Entries provided:
___
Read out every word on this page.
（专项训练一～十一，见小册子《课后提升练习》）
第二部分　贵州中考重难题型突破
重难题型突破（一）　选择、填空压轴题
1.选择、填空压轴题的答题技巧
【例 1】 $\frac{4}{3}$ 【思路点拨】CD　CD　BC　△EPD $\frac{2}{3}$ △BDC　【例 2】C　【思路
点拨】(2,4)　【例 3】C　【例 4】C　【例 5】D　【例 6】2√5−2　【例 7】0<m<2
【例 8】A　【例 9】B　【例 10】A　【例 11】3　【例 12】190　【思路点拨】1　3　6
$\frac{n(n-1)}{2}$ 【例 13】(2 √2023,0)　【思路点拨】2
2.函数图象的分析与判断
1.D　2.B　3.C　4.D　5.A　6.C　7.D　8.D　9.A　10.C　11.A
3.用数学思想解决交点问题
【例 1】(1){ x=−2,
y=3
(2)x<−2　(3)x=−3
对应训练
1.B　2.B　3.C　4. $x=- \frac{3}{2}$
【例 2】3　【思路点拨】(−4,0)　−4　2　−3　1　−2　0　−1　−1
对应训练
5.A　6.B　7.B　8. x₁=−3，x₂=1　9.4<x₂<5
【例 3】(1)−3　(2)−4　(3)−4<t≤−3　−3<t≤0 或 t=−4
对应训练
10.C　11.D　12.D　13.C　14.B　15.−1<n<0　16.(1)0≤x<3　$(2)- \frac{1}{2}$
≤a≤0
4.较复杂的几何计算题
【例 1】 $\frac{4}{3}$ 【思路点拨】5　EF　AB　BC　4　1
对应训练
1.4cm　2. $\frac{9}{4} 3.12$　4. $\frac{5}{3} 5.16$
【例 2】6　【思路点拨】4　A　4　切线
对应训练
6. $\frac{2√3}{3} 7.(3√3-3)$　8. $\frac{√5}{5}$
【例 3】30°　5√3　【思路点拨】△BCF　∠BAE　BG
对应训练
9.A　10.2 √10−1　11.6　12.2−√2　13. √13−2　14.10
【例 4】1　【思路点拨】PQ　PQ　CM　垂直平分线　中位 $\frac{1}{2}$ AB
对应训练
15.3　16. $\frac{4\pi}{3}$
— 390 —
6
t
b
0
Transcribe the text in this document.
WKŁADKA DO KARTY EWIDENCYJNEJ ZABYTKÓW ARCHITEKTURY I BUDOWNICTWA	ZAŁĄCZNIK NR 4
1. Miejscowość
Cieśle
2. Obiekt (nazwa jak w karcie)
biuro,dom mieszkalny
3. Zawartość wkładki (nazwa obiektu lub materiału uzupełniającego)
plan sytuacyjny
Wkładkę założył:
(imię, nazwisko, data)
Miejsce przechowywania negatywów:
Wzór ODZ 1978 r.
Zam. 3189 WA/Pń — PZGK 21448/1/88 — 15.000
___
Exercise instructions:
Could you quote, exactly as they appear, the line containing "Transcribe the text in this document." and every line after it to the end of the records above?

Completed task:
Transcribe the text in this document.
WKŁADKA DO KARTY EWIDENCYJNEJ ZABYTKÓW ARCHITEKTURY I BUDOWNICTWA	ZAŁĄCZNIK NR 4
1. Miejscowość
Cieśle
2. Obiekt (nazwa jak w karcie)
biuro,dom mieszkalny
3. Zawartość wkładki (nazwa obiektu lub materiału uzupełniającego)
plan sytuacyjny
Wkładkę założył:
(imię, nazwisko, data)
Miejsce przechowywania negatywów:
Wzór ODZ 1978 r.
Zam. 3189 WA/Pń — PZGK 21448/1/88 — 15.000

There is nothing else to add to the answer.